▶ **Set task**:
Repeat each entry as written, dropping any picture you find.

▶ **Input data**:
BEGIN

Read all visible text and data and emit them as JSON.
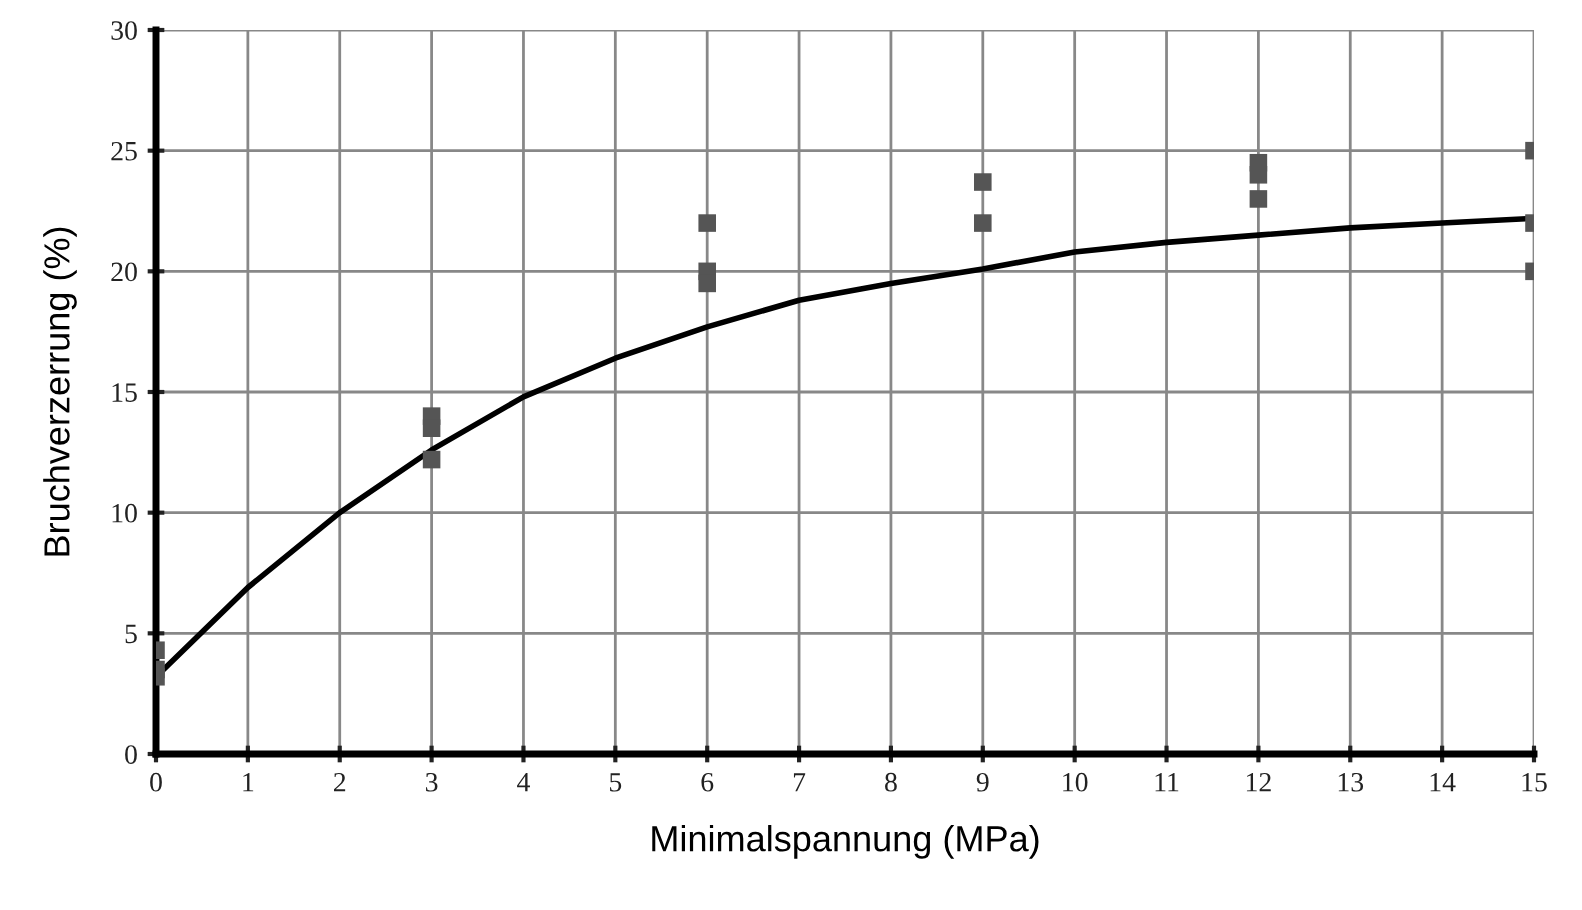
{
  "chart_data": {
    "type": "scatter",
    "xlabel": "Minimalspannung (MPa)",
    "ylabel": "Bruchverzerrung (%)",
    "xlim": [
      0,
      15
    ],
    "xticks": [
      0,
      1,
      2,
      3,
      4,
      5,
      6,
      7,
      8,
      9,
      10,
      11,
      12,
      13,
      14,
      15
    ],
    "ylim": [
      0,
      30
    ],
    "yticks": [
      0,
      5,
      10,
      15,
      20,
      25,
      30
    ],
    "grid": true,
    "series": [
      {
        "color": "#555555",
        "marker": "square",
        "x": [
          0,
          0,
          0,
          3,
          3,
          3,
          6,
          6,
          6,
          9,
          9,
          12,
          12,
          12,
          15,
          15,
          15
        ],
        "values": [
          4.3,
          3.5,
          3.2,
          14.0,
          13.5,
          12.2,
          22,
          20,
          19.5,
          23.7,
          22,
          24.5,
          24,
          23,
          25,
          22,
          20
        ]
      },
      {
        "type": "line",
        "color": "#000000",
        "marker": "none",
        "line_style": "solid",
        "x": [
          0,
          1,
          2,
          3,
          4,
          5,
          6,
          7,
          8,
          9,
          10,
          11,
          12,
          13,
          14,
          15
        ],
        "values": [
          3.2,
          6.9,
          10,
          12.6,
          14.8,
          16.4,
          17.7,
          18.8,
          19.5,
          20.1,
          20.8,
          21.2,
          21.5,
          21.8,
          22.0,
          22.2
        ]
      }
    ]
  }
}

END

▶ **Solution**:
Read all visible text and data and emit them as JSON.
{
  "chart_data": {
    "type": "scatter",
    "xlabel": "Minimalspannung (MPa)",
    "ylabel": "Bruchverzerrung (%)",
    "xlim": [
      0,
      15
    ],
    "xticks": [
      0,
      1,
      2,
      3,
      4,
      5,
      6,
      7,
      8,
      9,
      10,
      11,
      12,
      13,
      14,
      15
    ],
    "ylim": [
      0,
      30
    ],
    "yticks": [
      0,
      5,
      10,
      15,
      20,
      25,
      30
    ],
    "grid": true,
    "series": [
      {
        "color": "#555555",
        "marker": "square",
        "x": [
          0,
          0,
          0,
          3,
          3,
          3,
          6,
          6,
          6,
          9,
          9,
          12,
          12,
          12,
          15,
          15,
          15
        ],
        "values": [
          4.3,
          3.5,
          3.2,
          14.0,
          13.5,
          12.2,
          22,
          20,
          19.5,
          23.7,
          22,
          24.5,
          24,
          23,
          25,
          22,
          20
        ]
      },
      {
        "type": "line",
        "color": "#000000",
        "marker": "none",
        "line_style": "solid",
        "x": [
          0,
          1,
          2,
          3,
          4,
          5,
          6,
          7,
          8,
          9,
          10,
          11,
          12,
          13,
          14,
          15
        ],
        "values": [
          3.2,
          6.9,
          10,
          12.6,
          14.8,
          16.4,
          17.7,
          18.8,
          19.5,
          20.1,
          20.8,
          21.2,
          21.5,
          21.8,
          22.0,
          22.2
        ]
      }
    ]
  }
}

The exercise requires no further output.